BEGIN Exercise data

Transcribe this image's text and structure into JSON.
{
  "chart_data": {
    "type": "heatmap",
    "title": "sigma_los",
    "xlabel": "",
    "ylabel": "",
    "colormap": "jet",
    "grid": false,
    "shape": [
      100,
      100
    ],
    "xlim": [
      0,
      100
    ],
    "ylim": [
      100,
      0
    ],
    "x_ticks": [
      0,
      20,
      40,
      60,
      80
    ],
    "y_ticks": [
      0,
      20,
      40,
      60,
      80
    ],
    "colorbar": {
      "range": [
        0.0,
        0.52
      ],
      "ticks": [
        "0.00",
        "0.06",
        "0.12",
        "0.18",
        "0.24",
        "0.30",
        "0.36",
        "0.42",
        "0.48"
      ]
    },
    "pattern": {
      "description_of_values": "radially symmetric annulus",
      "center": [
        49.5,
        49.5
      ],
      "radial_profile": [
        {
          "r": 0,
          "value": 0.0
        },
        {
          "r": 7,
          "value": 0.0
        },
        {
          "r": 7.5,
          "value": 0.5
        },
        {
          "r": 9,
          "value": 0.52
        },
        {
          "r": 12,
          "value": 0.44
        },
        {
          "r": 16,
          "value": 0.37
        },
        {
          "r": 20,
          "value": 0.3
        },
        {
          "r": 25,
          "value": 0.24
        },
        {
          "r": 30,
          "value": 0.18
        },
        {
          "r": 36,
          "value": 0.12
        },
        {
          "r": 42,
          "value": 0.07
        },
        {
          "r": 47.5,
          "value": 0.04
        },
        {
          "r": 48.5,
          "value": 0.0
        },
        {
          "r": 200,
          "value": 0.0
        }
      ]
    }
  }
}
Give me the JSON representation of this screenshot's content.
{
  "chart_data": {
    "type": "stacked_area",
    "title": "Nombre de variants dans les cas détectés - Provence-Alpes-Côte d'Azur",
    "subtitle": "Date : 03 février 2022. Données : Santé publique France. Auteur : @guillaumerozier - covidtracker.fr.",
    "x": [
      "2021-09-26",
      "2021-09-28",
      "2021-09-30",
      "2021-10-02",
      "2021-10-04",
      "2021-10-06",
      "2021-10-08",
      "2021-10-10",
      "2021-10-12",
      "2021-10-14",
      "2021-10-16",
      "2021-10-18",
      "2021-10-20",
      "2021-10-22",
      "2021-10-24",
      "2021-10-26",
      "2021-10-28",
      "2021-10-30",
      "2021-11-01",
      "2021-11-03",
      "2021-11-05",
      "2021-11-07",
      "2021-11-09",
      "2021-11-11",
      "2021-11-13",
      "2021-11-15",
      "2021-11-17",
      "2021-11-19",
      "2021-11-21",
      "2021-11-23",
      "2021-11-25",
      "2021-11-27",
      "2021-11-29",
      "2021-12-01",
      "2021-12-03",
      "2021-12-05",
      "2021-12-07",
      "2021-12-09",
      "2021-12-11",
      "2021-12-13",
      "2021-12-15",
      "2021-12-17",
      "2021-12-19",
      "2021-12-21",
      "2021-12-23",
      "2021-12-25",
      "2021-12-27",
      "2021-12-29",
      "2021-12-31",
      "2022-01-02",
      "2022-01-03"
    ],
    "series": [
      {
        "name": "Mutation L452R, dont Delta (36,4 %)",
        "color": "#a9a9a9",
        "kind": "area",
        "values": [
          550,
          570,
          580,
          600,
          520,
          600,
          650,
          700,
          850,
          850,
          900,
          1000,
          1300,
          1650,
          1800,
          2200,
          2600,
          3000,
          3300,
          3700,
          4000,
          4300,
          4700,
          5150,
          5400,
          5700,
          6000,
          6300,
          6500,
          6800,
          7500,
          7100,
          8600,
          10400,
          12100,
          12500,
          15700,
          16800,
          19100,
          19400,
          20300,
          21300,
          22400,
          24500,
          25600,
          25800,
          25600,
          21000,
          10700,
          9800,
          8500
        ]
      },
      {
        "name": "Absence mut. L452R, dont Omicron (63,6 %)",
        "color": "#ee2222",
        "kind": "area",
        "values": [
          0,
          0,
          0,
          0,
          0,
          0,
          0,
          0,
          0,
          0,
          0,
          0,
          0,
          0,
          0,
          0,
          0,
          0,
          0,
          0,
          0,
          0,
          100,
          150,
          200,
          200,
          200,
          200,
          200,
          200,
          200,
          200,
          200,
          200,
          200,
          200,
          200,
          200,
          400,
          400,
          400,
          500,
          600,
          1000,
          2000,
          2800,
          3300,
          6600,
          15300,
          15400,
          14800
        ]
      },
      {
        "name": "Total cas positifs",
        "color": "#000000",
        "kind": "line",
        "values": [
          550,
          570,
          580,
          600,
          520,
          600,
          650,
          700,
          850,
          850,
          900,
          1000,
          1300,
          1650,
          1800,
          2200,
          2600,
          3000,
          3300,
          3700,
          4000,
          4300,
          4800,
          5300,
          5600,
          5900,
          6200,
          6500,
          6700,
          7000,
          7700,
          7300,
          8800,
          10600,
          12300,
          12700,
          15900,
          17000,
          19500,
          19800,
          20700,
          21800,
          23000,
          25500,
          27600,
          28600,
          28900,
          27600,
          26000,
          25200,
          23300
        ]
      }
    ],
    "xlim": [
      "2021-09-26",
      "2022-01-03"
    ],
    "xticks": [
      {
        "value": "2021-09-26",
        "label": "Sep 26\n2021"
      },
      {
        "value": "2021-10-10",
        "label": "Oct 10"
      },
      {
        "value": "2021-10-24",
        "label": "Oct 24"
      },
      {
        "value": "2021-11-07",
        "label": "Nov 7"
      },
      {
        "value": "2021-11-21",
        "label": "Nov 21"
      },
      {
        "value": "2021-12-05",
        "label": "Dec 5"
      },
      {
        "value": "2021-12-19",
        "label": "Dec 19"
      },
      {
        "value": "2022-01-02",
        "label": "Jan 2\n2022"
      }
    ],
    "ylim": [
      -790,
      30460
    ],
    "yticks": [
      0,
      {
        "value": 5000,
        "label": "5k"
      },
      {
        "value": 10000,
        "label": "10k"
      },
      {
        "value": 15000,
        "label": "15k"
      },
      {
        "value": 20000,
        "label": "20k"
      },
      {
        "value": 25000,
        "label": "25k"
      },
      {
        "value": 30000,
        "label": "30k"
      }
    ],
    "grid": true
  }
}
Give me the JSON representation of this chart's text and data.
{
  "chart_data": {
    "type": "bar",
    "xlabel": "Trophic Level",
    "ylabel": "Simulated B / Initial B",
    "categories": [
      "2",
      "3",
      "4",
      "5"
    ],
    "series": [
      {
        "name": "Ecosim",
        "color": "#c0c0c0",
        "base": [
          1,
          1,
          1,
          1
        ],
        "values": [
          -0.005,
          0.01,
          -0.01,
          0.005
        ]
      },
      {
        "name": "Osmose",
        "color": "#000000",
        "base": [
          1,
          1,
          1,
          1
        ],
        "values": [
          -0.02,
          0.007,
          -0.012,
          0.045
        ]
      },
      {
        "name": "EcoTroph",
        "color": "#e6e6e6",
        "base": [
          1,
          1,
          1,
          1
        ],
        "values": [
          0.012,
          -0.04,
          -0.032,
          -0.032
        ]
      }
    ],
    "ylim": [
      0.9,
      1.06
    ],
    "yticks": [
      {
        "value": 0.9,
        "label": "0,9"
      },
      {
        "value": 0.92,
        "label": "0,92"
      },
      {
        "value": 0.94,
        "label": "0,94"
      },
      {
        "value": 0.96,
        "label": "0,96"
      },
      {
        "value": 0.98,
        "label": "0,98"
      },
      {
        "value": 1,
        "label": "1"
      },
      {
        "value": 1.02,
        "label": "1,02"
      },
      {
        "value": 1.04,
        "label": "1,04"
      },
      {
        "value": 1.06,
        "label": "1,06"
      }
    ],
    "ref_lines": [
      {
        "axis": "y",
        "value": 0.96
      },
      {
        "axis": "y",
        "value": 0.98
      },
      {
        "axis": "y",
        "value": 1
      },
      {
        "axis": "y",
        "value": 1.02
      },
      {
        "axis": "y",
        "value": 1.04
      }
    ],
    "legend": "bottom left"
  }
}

END Exercise data

## What you should do
Only the number is wanted: how many lines contain the string "name"?

## Output of the exercise
6